» **SET TASK**
Using the listing below, extract each line that has the word "enthalten" in it.

» **SOURCE DATA**
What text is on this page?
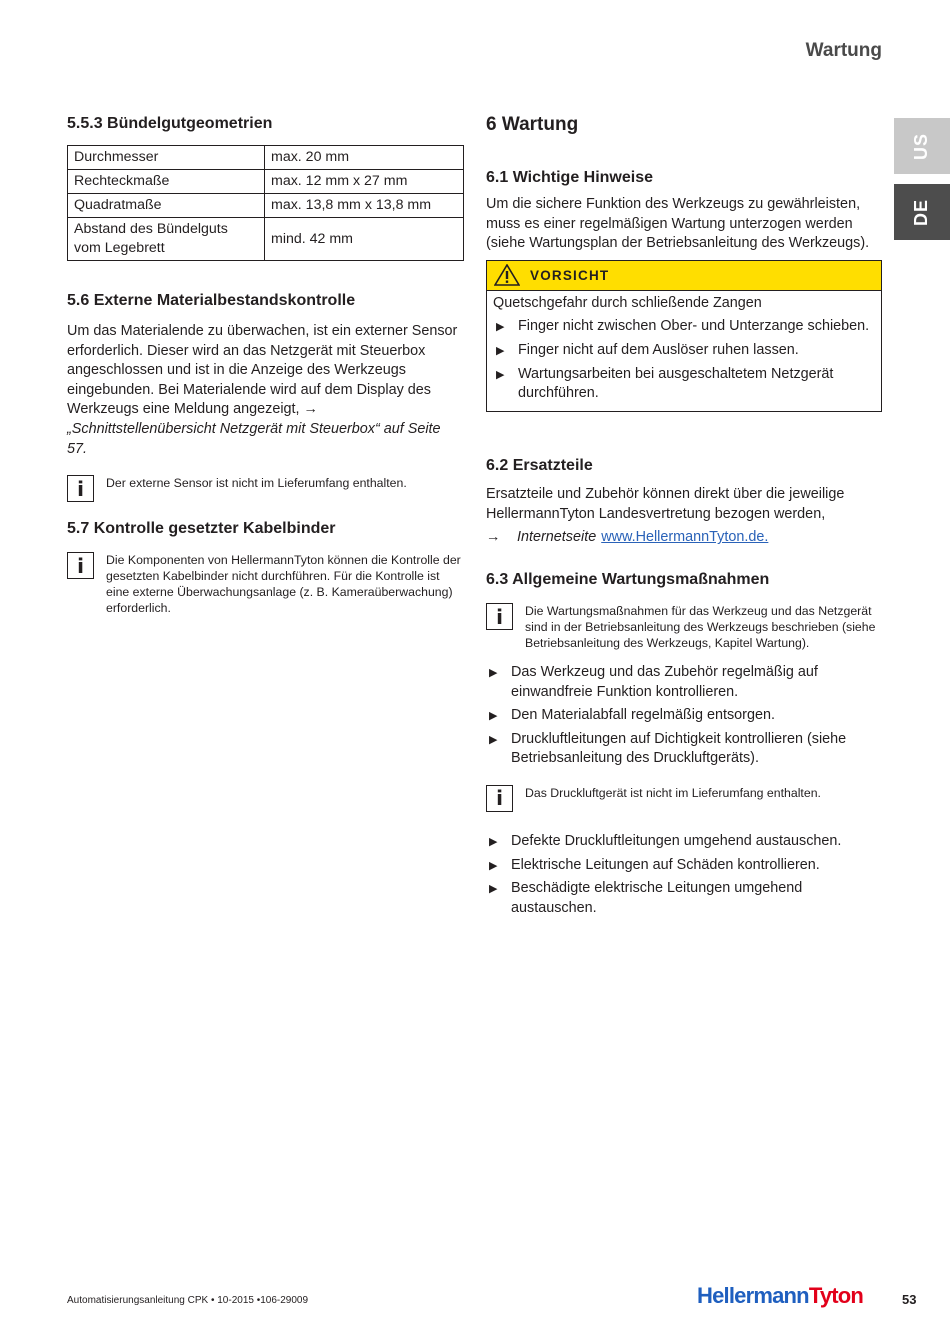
Wartung
US
DE
5.5.3 Bündelgutgeometrien
Durchmesser	max. 20 mm
Rechteckmaße	max. 12 mm x 27 mm
Quadratmaße	max. 13,8 mm x 13,8 mm
Abstand des Bündelguts vom Legebrett	mind. 42 mm
5.6 Externe Materialbestandskontrolle

Um das Materialende zu überwachen, ist ein externer Sensor erforderlich. Dieser wird an das Netzgerät mit Steuerbox angeschlossen und ist in die Anzeige des Werkzeugs eingebunden. Bei Materialende wird auf dem Display des Werkzeugs eine Meldung angezeigt, → „Schnittstellenübersicht Netzgerät mit Steuerbox“ auf Seite 57.

i	Der externe Sensor ist nicht im Lieferumfang enthalten.
5.7 Kontrolle gesetzter Kabelbinder
i	Die Komponenten von HellermannTyton können die Kontrolle der gesetzten Kabelbinder nicht durchführen. Für die Kontrolle ist eine externe Überwachungsanlage (z. B. Kameraüberwachung) erforderlich.
6 Wartung
6.1 Wichtige Hinweise

Um die sichere Funktion des Werkzeugs zu gewährleisten, muss es einer regelmäßigen Wartung unterzogen werden (siehe Wartungsplan der Betriebsanleitung des Werkzeugs).

VORSICHT

Quetschgefahr durch schließende Zangen

▶ Finger nicht zwischen Ober- und Unterzange schieben.
▶ Finger nicht auf dem Auslöser ruhen lassen.
▶ Wartungsarbeiten bei ausgeschaltetem Netzgerät durchführen.
6.2 Ersatzteile

Ersatzteile und Zubehör können direkt über die jeweilige HellermannTyton Landesvertretung bezogen werden,

→	Internetseite www.HellermannTyton.de.
6.3 Allgemeine Wartungsmaßnahmen
i	Die Wartungsmaßnahmen für das Werkzeug und das Netzgerät sind in der Betriebsanleitung des Werkzeugs beschrieben (siehe Betriebsanleitung des Werkzeugs, Kapitel Wartung).
▶ Das Werkzeug und das Zubehör regelmäßig auf einwandfreie Funktion kontrollieren.
▶ Den Materialabfall regelmäßig entsorgen.
▶ Druckluftleitungen auf Dichtigkeit kontrollieren (siehe Betriebsanleitung des Druckluftgeräts).
i	Das Druckluftgerät ist nicht im Lieferumfang enthalten.
▶ Defekte Druckluftleitungen umgehend austauschen.
▶ Elektrische Leitungen auf Schäden kontrollieren.
▶ Beschädigte elektrische Leitungen umgehend austauschen.
Automatisierungsanleitung CPK • 10-2015 •106-29009	HellermannTyton	53
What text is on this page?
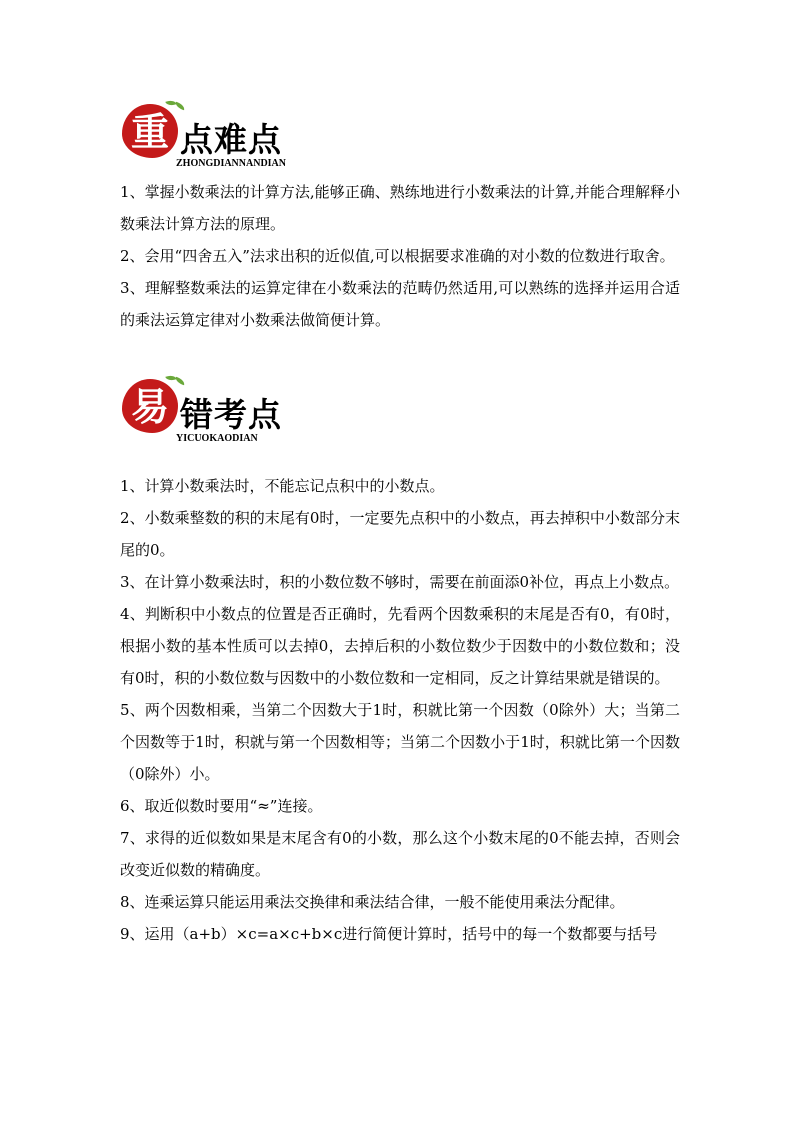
重 点难点
ZHONGDIANNANDIAN

1、掌握小数乘法的计算方法,能够正确、熟练地进行小数乘法的计算,并能合理解释小数乘法计算方法的原理。

2、会用“四舍五入”法求出积的近似值,可以根据要求准确的对小数的位数进行取舍。

3、理解整数乘法的运算定律在小数乘法的范畴仍然适用,可以熟练的选择并运用合适的乘法运算定律对小数乘法做简便计算。

易 错考点
YICUOKAODIAN

1、计算小数乘法时，不能忘记点积中的小数点。

2、小数乘整数的积的末尾有0时，一定要先点积中的小数点，再去掉积中小数部分末尾的0。

3、在计算小数乘法时，积的小数位数不够时，需要在前面添0补位，再点上小数点。

4、判断积中小数点的位置是否正确时，先看两个因数乘积的末尾是否有0，有0时，根据小数的基本性质可以去掉0，去掉后积的小数位数少于因数中的小数位数和；没有0时，积的小数位数与因数中的小数位数和一定相同，反之计算结果就是错误的。

5、两个因数相乘，当第二个因数大于1时，积就比第一个因数（0除外）大；当第二个因数等于1时，积就与第一个因数相等；当第二个因数小于1时，积就比第一个因数（0除外）小。

6、取近似数时要用“≈”连接。

7、求得的近似数如果是末尾含有0的小数，那么这个小数末尾的0不能去掉，否则会改变近似数的精确度。

8、连乘运算只能运用乘法交换律和乘法结合律，一般不能使用乘法分配律。

9、运用（a+b）×c=a×c+b×c进行简便计算时，括号中的每一个数都要与括号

» **COMPLETE RESPONSE**
i	Der externe Sensor ist nicht im Lieferumfang enthalten.
i	Das Druckluftgerät ist nicht im Lieferumfang enthalten.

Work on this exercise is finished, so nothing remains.